Description of the task — Quote every line of the material beneath this one.

Stored data entries
——————————

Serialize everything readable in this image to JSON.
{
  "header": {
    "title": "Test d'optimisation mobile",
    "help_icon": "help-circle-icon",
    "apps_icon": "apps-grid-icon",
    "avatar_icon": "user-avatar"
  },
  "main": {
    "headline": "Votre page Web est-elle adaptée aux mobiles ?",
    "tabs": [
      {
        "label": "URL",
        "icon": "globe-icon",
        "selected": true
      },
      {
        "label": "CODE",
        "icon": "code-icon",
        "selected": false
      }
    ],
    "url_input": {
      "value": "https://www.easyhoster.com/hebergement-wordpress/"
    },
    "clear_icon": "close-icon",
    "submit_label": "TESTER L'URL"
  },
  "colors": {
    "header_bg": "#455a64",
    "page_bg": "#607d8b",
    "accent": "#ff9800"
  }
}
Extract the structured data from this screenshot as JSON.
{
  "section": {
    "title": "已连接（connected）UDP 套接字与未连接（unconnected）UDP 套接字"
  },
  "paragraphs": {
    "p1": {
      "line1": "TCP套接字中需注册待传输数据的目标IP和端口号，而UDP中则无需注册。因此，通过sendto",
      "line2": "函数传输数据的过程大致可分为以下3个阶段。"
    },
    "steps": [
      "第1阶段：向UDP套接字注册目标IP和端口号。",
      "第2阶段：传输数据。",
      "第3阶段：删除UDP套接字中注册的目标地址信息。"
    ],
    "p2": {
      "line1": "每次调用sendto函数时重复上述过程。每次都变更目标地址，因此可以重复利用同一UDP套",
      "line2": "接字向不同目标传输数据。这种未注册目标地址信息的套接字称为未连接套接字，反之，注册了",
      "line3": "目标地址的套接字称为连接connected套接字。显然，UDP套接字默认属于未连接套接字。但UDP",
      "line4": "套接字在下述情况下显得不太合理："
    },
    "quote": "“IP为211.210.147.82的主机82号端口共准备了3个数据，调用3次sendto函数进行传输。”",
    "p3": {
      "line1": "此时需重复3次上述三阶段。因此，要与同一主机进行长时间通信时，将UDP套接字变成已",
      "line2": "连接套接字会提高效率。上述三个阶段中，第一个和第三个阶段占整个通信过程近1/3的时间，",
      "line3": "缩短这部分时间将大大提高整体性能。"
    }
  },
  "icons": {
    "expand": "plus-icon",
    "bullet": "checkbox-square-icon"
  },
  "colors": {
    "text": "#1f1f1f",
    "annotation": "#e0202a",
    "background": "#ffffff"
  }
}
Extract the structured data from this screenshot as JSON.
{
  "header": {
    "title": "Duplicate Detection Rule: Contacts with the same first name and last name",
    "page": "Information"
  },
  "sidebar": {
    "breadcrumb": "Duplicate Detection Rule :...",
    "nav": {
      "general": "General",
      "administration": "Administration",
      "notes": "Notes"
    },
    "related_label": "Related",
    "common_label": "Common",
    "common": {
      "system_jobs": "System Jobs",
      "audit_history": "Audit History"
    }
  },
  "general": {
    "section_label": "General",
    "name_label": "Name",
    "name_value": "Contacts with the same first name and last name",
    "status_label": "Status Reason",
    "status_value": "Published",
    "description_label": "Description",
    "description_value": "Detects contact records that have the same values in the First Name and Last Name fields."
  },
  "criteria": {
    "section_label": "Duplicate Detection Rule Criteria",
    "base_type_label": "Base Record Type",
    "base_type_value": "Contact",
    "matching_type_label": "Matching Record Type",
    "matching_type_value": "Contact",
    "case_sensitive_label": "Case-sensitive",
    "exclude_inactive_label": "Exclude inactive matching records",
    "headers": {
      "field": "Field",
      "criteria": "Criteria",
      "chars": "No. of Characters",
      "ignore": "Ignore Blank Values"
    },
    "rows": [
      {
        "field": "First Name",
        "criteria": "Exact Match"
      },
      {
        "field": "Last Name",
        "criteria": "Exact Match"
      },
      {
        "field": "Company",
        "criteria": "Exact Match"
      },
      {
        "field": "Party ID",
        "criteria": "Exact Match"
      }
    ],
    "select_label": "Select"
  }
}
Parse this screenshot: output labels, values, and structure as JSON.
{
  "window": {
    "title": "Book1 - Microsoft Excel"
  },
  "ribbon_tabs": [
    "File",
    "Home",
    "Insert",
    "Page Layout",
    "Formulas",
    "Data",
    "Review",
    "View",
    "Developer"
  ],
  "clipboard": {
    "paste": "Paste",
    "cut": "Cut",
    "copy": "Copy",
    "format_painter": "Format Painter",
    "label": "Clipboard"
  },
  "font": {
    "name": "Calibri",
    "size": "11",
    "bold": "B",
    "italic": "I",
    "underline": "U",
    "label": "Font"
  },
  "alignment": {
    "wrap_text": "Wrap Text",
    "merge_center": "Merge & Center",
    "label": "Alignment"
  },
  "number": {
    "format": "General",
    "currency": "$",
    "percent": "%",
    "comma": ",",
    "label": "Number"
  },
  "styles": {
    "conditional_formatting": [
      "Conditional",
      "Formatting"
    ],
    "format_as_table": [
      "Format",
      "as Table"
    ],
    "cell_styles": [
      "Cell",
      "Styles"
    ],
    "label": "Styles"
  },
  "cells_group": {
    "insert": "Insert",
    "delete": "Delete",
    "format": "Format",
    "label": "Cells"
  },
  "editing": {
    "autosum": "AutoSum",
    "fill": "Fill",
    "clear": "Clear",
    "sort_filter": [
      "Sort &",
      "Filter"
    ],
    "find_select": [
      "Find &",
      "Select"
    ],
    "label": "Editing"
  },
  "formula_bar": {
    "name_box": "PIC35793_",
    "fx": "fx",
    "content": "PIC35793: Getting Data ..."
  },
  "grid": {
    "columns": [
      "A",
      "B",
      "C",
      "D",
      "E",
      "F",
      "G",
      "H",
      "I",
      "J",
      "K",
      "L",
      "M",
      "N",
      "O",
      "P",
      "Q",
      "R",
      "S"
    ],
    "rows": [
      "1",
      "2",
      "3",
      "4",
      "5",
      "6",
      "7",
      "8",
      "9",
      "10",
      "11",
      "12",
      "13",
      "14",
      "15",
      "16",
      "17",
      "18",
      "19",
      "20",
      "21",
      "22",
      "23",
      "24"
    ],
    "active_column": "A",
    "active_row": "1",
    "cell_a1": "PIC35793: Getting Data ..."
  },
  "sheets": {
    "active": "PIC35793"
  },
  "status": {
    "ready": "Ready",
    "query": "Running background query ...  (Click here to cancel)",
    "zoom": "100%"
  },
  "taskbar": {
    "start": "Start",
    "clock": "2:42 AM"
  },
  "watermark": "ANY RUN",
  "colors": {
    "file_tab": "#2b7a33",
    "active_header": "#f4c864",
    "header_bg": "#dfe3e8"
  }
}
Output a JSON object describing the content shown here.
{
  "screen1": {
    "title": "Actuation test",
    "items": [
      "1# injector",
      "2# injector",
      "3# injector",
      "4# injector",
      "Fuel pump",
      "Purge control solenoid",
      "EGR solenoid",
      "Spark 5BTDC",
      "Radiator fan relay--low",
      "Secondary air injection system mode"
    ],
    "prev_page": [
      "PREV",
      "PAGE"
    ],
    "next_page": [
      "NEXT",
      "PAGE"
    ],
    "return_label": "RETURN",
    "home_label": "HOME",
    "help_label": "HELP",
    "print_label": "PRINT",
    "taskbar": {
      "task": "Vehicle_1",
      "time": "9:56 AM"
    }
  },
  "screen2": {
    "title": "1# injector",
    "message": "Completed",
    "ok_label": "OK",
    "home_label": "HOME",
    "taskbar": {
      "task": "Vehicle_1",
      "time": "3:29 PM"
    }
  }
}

——————————

Output below —
Serialize everything readable in this image to JSON.
{
  "header": {
    "title": "Test d'optimisation mobile",
    "help_icon": "help-circle-icon",
    "apps_icon": "apps-grid-icon",
    "avatar_icon": "user-avatar"
  },
  "main": {
    "headline": "Votre page Web est-elle adaptée aux mobiles ?",
    "tabs": [
      {
        "label": "URL",
        "icon": "globe-icon",
        "selected": true
      },
      {
        "label": "CODE",
        "icon": "code-icon",
        "selected": false
      }
    ],
    "url_input": {
      "value": "https://www.easyhoster.com/hebergement-wordpress/"
    },
    "clear_icon": "close-icon",
    "submit_label": "TESTER L'URL"
  },
  "colors": {
    "header_bg": "#455a64",
    "page_bg": "#607d8b",
    "accent": "#ff9800"
  }
}
Extract the structured data from this screenshot as JSON.
{
  "section": {
    "title": "已连接（connected）UDP 套接字与未连接（unconnected）UDP 套接字"
  },
  "paragraphs": {
    "p1": {
      "line1": "TCP套接字中需注册待传输数据的目标IP和端口号，而UDP中则无需注册。因此，通过sendto",
      "line2": "函数传输数据的过程大致可分为以下3个阶段。"
    },
    "steps": [
      "第1阶段：向UDP套接字注册目标IP和端口号。",
      "第2阶段：传输数据。",
      "第3阶段：删除UDP套接字中注册的目标地址信息。"
    ],
    "p2": {
      "line1": "每次调用sendto函数时重复上述过程。每次都变更目标地址，因此可以重复利用同一UDP套",
      "line2": "接字向不同目标传输数据。这种未注册目标地址信息的套接字称为未连接套接字，反之，注册了",
      "line3": "目标地址的套接字称为连接connected套接字。显然，UDP套接字默认属于未连接套接字。但UDP",
      "line4": "套接字在下述情况下显得不太合理："
    },
    "quote": "“IP为211.210.147.82的主机82号端口共准备了3个数据，调用3次sendto函数进行传输。”",
    "p3": {
      "line1": "此时需重复3次上述三阶段。因此，要与同一主机进行长时间通信时，将UDP套接字变成已",
      "line2": "连接套接字会提高效率。上述三个阶段中，第一个和第三个阶段占整个通信过程近1/3的时间，",
      "line3": "缩短这部分时间将大大提高整体性能。"
    }
  },
  "icons": {
    "expand": "plus-icon",
    "bullet": "checkbox-square-icon"
  },
  "colors": {
    "text": "#1f1f1f",
    "annotation": "#e0202a",
    "background": "#ffffff"
  }
}
Extract the structured data from this screenshot as JSON.
{
  "header": {
    "title": "Duplicate Detection Rule: Contacts with the same first name and last name",
    "page": "Information"
  },
  "sidebar": {
    "breadcrumb": "Duplicate Detection Rule :...",
    "nav": {
      "general": "General",
      "administration": "Administration",
      "notes": "Notes"
    },
    "related_label": "Related",
    "common_label": "Common",
    "common": {
      "system_jobs": "System Jobs",
      "audit_history": "Audit History"
    }
  },
  "general": {
    "section_label": "General",
    "name_label": "Name",
    "name_value": "Contacts with the same first name and last name",
    "status_label": "Status Reason",
    "status_value": "Published",
    "description_label": "Description",
    "description_value": "Detects contact records that have the same values in the First Name and Last Name fields."
  },
  "criteria": {
    "section_label": "Duplicate Detection Rule Criteria",
    "base_type_label": "Base Record Type",
    "base_type_value": "Contact",
    "matching_type_label": "Matching Record Type",
    "matching_type_value": "Contact",
    "case_sensitive_label": "Case-sensitive",
    "exclude_inactive_label": "Exclude inactive matching records",
    "headers": {
      "field": "Field",
      "criteria": "Criteria",
      "chars": "No. of Characters",
      "ignore": "Ignore Blank Values"
    },
    "rows": [
      {
        "field": "First Name",
        "criteria": "Exact Match"
      },
      {
        "field": "Last Name",
        "criteria": "Exact Match"
      },
      {
        "field": "Company",
        "criteria": "Exact Match"
      },
      {
        "field": "Party ID",
        "criteria": "Exact Match"
      }
    ],
    "select_label": "Select"
  }
}
Parse this screenshot: output labels, values, and structure as JSON.
{
  "window": {
    "title": "Book1 - Microsoft Excel"
  },
  "ribbon_tabs": [
    "File",
    "Home",
    "Insert",
    "Page Layout",
    "Formulas",
    "Data",
    "Review",
    "View",
    "Developer"
  ],
  "clipboard": {
    "paste": "Paste",
    "cut": "Cut",
    "copy": "Copy",
    "format_painter": "Format Painter",
    "label": "Clipboard"
  },
  "font": {
    "name": "Calibri",
    "size": "11",
    "bold": "B",
    "italic": "I",
    "underline": "U",
    "label": "Font"
  },
  "alignment": {
    "wrap_text": "Wrap Text",
    "merge_center": "Merge & Center",
    "label": "Alignment"
  },
  "number": {
    "format": "General",
    "currency": "$",
    "percent": "%",
    "comma": ",",
    "label": "Number"
  },
  "styles": {
    "conditional_formatting": [
      "Conditional",
      "Formatting"
    ],
    "format_as_table": [
      "Format",
      "as Table"
    ],
    "cell_styles": [
      "Cell",
      "Styles"
    ],
    "label": "Styles"
  },
  "cells_group": {
    "insert": "Insert",
    "delete": "Delete",
    "format": "Format",
    "label": "Cells"
  },
  "editing": {
    "autosum": "AutoSum",
    "fill": "Fill",
    "clear": "Clear",
    "sort_filter": [
      "Sort &",
      "Filter"
    ],
    "find_select": [
      "Find &",
      "Select"
    ],
    "label": "Editing"
  },
  "formula_bar": {
    "name_box": "PIC35793_",
    "fx": "fx",
    "content": "PIC35793: Getting Data ..."
  },
  "grid": {
    "columns": [
      "A",
      "B",
      "C",
      "D",
      "E",
      "F",
      "G",
      "H",
      "I",
      "J",
      "K",
      "L",
      "M",
      "N",
      "O",
      "P",
      "Q",
      "R",
      "S"
    ],
    "rows": [
      "1",
      "2",
      "3",
      "4",
      "5",
      "6",
      "7",
      "8",
      "9",
      "10",
      "11",
      "12",
      "13",
      "14",
      "15",
      "16",
      "17",
      "18",
      "19",
      "20",
      "21",
      "22",
      "23",
      "24"
    ],
    "active_column": "A",
    "active_row": "1",
    "cell_a1": "PIC35793: Getting Data ..."
  },
  "sheets": {
    "active": "PIC35793"
  },
  "status": {
    "ready": "Ready",
    "query": "Running background query ...  (Click here to cancel)",
    "zoom": "100%"
  },
  "taskbar": {
    "start": "Start",
    "clock": "2:42 AM"
  },
  "watermark": "ANY RUN",
  "colors": {
    "file_tab": "#2b7a33",
    "active_header": "#f4c864",
    "header_bg": "#dfe3e8"
  }
}
Output a JSON object describing the content shown here.
{
  "screen1": {
    "title": "Actuation test",
    "items": [
      "1# injector",
      "2# injector",
      "3# injector",
      "4# injector",
      "Fuel pump",
      "Purge control solenoid",
      "EGR solenoid",
      "Spark 5BTDC",
      "Radiator fan relay--low",
      "Secondary air injection system mode"
    ],
    "prev_page": [
      "PREV",
      "PAGE"
    ],
    "next_page": [
      "NEXT",
      "PAGE"
    ],
    "return_label": "RETURN",
    "home_label": "HOME",
    "help_label": "HELP",
    "print_label": "PRINT",
    "taskbar": {
      "task": "Vehicle_1",
      "time": "9:56 AM"
    }
  },
  "screen2": {
    "title": "1# injector",
    "message": "Completed",
    "ok_label": "OK",
    "home_label": "HOME",
    "taskbar": {
      "task": "Vehicle_1",
      "time": "3:29 PM"
    }
  }
}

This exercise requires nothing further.